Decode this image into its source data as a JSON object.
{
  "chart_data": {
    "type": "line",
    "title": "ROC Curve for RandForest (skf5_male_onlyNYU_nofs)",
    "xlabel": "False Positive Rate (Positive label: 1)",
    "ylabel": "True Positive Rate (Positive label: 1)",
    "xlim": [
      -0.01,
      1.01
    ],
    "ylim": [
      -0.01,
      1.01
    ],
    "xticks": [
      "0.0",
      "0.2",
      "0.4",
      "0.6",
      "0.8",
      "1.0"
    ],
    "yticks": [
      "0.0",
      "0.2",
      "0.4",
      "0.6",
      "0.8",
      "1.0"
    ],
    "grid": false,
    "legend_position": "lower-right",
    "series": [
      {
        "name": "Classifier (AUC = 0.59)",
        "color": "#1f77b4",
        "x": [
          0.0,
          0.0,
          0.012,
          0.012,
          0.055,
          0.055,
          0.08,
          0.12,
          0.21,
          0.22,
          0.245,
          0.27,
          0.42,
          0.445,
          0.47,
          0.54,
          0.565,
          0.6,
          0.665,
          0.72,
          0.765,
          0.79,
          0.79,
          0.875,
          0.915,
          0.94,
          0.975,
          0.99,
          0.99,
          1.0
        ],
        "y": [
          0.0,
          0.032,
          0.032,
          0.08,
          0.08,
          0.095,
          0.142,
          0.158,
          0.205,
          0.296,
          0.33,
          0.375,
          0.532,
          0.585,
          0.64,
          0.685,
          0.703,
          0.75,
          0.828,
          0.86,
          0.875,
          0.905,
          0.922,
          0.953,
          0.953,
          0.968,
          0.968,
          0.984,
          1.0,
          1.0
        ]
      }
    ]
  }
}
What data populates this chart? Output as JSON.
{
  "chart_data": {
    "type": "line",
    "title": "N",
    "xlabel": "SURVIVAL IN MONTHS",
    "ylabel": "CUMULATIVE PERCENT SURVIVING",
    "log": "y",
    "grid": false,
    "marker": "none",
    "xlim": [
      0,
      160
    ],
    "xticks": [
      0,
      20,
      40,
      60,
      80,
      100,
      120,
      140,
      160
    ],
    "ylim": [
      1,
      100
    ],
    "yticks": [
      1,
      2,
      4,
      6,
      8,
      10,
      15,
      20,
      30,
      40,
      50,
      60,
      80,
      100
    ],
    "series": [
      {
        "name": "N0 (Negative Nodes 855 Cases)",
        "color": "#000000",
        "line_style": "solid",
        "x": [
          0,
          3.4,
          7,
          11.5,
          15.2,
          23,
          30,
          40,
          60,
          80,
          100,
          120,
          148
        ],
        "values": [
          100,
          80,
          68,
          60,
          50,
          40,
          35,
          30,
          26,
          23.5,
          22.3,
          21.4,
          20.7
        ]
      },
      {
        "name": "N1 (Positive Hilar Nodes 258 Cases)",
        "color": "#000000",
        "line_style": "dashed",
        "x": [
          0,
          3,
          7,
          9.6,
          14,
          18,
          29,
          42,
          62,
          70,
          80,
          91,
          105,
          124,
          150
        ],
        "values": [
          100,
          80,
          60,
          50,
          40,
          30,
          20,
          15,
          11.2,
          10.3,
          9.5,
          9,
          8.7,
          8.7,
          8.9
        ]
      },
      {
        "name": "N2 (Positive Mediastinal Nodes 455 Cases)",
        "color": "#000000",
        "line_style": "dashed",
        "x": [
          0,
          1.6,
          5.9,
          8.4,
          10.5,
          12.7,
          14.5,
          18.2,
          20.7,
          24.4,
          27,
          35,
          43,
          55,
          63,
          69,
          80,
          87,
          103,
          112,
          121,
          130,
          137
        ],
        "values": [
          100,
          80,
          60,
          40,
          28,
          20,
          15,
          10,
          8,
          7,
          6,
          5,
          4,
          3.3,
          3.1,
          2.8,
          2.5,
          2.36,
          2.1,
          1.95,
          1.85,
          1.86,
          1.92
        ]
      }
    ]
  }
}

==========

_GOAL OF THE EXERCISE_
Word for word, write out all of the data above.

_SOLUTION FOR THIS TASK_
Decode this image into its source data as a JSON object.
{
  "chart_data": {
    "type": "line",
    "title": "ROC Curve for RandForest (skf5_male_onlyNYU_nofs)",
    "xlabel": "False Positive Rate (Positive label: 1)",
    "ylabel": "True Positive Rate (Positive label: 1)",
    "xlim": [
      -0.01,
      1.01
    ],
    "ylim": [
      -0.01,
      1.01
    ],
    "xticks": [
      "0.0",
      "0.2",
      "0.4",
      "0.6",
      "0.8",
      "1.0"
    ],
    "yticks": [
      "0.0",
      "0.2",
      "0.4",
      "0.6",
      "0.8",
      "1.0"
    ],
    "grid": false,
    "legend_position": "lower-right",
    "series": [
      {
        "name": "Classifier (AUC = 0.59)",
        "color": "#1f77b4",
        "x": [
          0.0,
          0.0,
          0.012,
          0.012,
          0.055,
          0.055,
          0.08,
          0.12,
          0.21,
          0.22,
          0.245,
          0.27,
          0.42,
          0.445,
          0.47,
          0.54,
          0.565,
          0.6,
          0.665,
          0.72,
          0.765,
          0.79,
          0.79,
          0.875,
          0.915,
          0.94,
          0.975,
          0.99,
          0.99,
          1.0
        ],
        "y": [
          0.0,
          0.032,
          0.032,
          0.08,
          0.08,
          0.095,
          0.142,
          0.158,
          0.205,
          0.296,
          0.33,
          0.375,
          0.532,
          0.585,
          0.64,
          0.685,
          0.703,
          0.75,
          0.828,
          0.86,
          0.875,
          0.905,
          0.922,
          0.953,
          0.953,
          0.968,
          0.968,
          0.984,
          1.0,
          1.0
        ]
      }
    ]
  }
}
What data populates this chart? Output as JSON.
{
  "chart_data": {
    "type": "line",
    "title": "N",
    "xlabel": "SURVIVAL IN MONTHS",
    "ylabel": "CUMULATIVE PERCENT SURVIVING",
    "log": "y",
    "grid": false,
    "marker": "none",
    "xlim": [
      0,
      160
    ],
    "xticks": [
      0,
      20,
      40,
      60,
      80,
      100,
      120,
      140,
      160
    ],
    "ylim": [
      1,
      100
    ],
    "yticks": [
      1,
      2,
      4,
      6,
      8,
      10,
      15,
      20,
      30,
      40,
      50,
      60,
      80,
      100
    ],
    "series": [
      {
        "name": "N0 (Negative Nodes 855 Cases)",
        "color": "#000000",
        "line_style": "solid",
        "x": [
          0,
          3.4,
          7,
          11.5,
          15.2,
          23,
          30,
          40,
          60,
          80,
          100,
          120,
          148
        ],
        "values": [
          100,
          80,
          68,
          60,
          50,
          40,
          35,
          30,
          26,
          23.5,
          22.3,
          21.4,
          20.7
        ]
      },
      {
        "name": "N1 (Positive Hilar Nodes 258 Cases)",
        "color": "#000000",
        "line_style": "dashed",
        "x": [
          0,
          3,
          7,
          9.6,
          14,
          18,
          29,
          42,
          62,
          70,
          80,
          91,
          105,
          124,
          150
        ],
        "values": [
          100,
          80,
          60,
          50,
          40,
          30,
          20,
          15,
          11.2,
          10.3,
          9.5,
          9,
          8.7,
          8.7,
          8.9
        ]
      },
      {
        "name": "N2 (Positive Mediastinal Nodes 455 Cases)",
        "color": "#000000",
        "line_style": "dashed",
        "x": [
          0,
          1.6,
          5.9,
          8.4,
          10.5,
          12.7,
          14.5,
          18.2,
          20.7,
          24.4,
          27,
          35,
          43,
          55,
          63,
          69,
          80,
          87,
          103,
          112,
          121,
          130,
          137
        ],
        "values": [
          100,
          80,
          60,
          40,
          28,
          20,
          15,
          10,
          8,
          7,
          6,
          5,
          4,
          3.3,
          3.1,
          2.8,
          2.5,
          2.36,
          2.1,
          1.95,
          1.85,
          1.86,
          1.92
        ]
      }
    ]
  }
}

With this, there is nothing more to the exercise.